== Supplied entries

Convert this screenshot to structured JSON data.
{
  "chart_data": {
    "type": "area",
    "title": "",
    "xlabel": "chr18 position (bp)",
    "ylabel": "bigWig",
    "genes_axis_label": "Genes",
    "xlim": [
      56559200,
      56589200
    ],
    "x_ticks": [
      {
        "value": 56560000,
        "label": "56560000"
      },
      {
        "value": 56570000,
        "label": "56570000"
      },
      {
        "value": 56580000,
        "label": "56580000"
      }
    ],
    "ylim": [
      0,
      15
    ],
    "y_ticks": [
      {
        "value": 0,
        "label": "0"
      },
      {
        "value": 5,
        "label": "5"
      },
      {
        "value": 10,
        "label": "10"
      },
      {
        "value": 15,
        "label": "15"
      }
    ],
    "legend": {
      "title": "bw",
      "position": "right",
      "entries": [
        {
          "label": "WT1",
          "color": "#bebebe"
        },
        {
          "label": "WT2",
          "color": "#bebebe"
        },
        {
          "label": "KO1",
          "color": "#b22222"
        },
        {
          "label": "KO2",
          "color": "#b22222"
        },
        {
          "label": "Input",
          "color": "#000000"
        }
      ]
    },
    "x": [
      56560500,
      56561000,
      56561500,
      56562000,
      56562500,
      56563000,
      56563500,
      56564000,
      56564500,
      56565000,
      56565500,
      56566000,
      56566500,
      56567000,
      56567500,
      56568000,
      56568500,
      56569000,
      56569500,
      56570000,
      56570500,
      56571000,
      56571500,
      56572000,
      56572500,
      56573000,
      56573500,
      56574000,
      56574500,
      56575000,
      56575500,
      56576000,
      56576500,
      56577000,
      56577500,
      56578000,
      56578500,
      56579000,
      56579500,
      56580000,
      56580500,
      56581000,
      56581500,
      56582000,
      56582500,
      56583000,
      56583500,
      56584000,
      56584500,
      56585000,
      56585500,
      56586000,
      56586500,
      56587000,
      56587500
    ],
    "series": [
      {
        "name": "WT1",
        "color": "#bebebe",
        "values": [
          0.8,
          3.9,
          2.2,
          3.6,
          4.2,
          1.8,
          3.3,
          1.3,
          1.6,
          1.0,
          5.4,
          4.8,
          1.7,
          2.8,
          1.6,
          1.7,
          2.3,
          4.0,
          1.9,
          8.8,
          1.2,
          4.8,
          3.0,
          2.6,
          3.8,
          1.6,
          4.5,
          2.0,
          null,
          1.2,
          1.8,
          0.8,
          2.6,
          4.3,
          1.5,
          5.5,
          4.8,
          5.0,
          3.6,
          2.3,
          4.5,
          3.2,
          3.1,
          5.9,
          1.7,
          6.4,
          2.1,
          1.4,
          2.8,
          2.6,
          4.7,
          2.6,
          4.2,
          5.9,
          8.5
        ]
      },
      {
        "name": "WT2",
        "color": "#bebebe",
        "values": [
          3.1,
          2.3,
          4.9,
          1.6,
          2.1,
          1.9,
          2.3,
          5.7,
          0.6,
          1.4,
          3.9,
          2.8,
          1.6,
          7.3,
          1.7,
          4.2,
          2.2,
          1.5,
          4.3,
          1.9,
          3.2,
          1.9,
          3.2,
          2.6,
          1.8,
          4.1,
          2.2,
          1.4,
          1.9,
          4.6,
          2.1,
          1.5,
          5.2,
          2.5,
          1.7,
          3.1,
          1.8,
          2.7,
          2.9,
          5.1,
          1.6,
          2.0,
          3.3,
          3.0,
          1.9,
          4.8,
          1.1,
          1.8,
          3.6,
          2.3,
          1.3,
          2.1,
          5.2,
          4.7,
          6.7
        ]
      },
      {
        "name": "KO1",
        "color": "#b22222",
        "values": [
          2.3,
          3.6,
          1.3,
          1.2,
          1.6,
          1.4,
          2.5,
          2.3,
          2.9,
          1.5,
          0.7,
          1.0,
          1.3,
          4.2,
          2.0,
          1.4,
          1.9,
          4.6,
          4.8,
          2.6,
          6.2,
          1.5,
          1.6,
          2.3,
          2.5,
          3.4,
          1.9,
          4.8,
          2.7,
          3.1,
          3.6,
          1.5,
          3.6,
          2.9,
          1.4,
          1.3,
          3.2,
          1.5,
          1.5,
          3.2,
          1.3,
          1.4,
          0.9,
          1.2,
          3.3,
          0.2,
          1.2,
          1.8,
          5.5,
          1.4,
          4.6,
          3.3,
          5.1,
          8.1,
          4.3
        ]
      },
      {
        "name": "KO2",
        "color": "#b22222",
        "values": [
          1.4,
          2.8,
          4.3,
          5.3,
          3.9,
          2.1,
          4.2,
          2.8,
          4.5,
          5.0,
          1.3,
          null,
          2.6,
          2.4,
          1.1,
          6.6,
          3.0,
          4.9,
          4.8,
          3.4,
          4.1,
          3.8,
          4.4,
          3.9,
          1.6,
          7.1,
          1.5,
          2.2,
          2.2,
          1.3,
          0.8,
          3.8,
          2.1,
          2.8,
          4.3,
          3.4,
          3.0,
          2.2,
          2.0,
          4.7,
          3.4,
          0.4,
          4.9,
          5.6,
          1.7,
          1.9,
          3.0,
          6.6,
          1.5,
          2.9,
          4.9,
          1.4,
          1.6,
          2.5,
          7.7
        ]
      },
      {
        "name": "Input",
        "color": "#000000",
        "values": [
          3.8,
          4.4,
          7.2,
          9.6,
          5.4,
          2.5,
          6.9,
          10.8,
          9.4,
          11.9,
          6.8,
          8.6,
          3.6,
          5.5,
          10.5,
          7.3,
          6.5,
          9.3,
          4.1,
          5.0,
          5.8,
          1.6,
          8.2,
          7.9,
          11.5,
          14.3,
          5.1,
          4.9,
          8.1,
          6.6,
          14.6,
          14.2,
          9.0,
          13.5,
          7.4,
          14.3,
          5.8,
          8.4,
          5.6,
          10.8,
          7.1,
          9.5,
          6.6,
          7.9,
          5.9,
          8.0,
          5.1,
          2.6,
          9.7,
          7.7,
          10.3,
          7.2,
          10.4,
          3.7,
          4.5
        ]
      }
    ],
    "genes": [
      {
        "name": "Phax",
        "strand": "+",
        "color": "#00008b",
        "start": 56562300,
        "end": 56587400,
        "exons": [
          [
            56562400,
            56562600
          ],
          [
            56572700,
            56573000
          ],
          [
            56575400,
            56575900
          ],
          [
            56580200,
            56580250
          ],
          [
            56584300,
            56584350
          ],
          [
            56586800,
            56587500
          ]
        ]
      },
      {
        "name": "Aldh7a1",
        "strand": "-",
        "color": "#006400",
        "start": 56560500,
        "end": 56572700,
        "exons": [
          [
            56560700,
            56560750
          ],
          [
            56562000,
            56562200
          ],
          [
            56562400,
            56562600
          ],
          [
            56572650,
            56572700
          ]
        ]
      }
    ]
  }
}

====

● Exercise: Find and copy each line in the material above where the string "position" occurs.

● Task result:
    "xlabel": "chr18 position (bp)",
      "position": "right",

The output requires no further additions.